**** Data extract ****

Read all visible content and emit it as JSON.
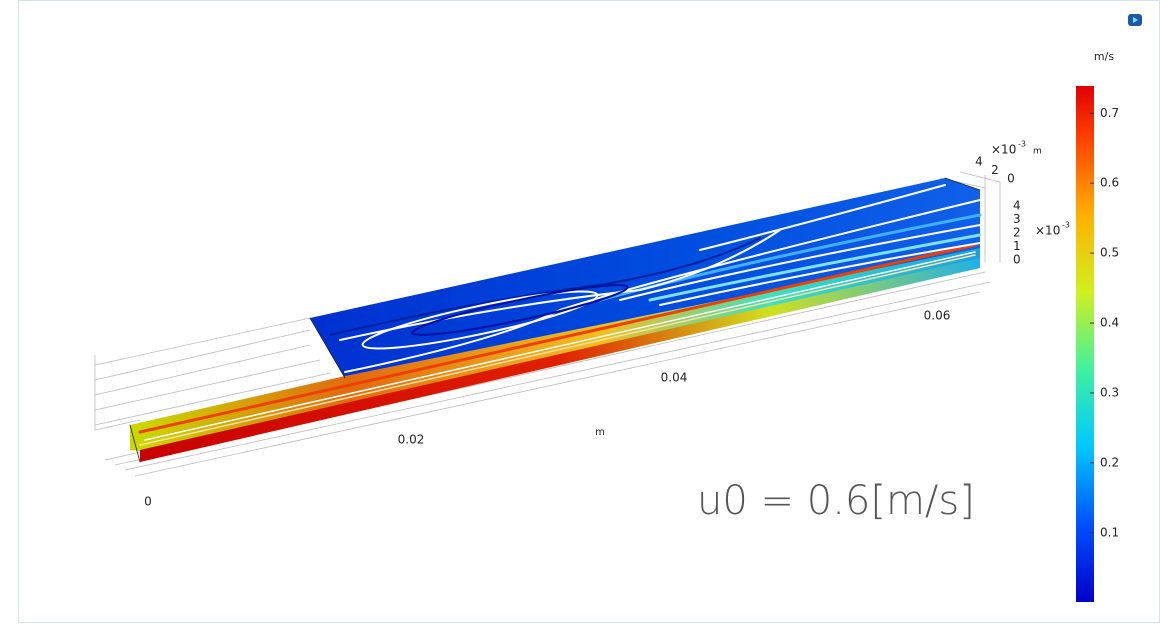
{
  "plot": {
    "colorbar": {
      "unit": "m/s",
      "range": [
        0.001,
        0.739
      ],
      "ticks": [
        0.1,
        0.2,
        0.3,
        0.4,
        0.5,
        0.6,
        0.7
      ]
    },
    "axes": {
      "x": {
        "ticks": [
          0,
          0.02,
          0.04,
          0.06
        ],
        "unit": "m"
      },
      "y": {
        "ticks": [
          4,
          2,
          0
        ],
        "factor": "×10",
        "exponent": "-3",
        "unit": "m"
      },
      "z": {
        "ticks": [
          4,
          3,
          2,
          1,
          0
        ],
        "factor": "×10",
        "exponent": "-3"
      }
    },
    "annotation": "u0 = 0.6[m/s]"
  }
}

****

Objective » Without the pictures, return all the records precisely as they stand.

Reply »
Read all visible content and emit it as JSON.
{
  "plot": {
    "colorbar": {
      "unit": "m/s",
      "range": [
        0.001,
        0.739
      ],
      "ticks": [
        0.1,
        0.2,
        0.3,
        0.4,
        0.5,
        0.6,
        0.7
      ]
    },
    "axes": {
      "x": {
        "ticks": [
          0,
          0.02,
          0.04,
          0.06
        ],
        "unit": "m"
      },
      "y": {
        "ticks": [
          4,
          2,
          0
        ],
        "factor": "×10",
        "exponent": "-3",
        "unit": "m"
      },
      "z": {
        "ticks": [
          4,
          3,
          2,
          1,
          0
        ],
        "factor": "×10",
        "exponent": "-3"
      }
    },
    "annotation": "u0 = 0.6[m/s]"
  }
}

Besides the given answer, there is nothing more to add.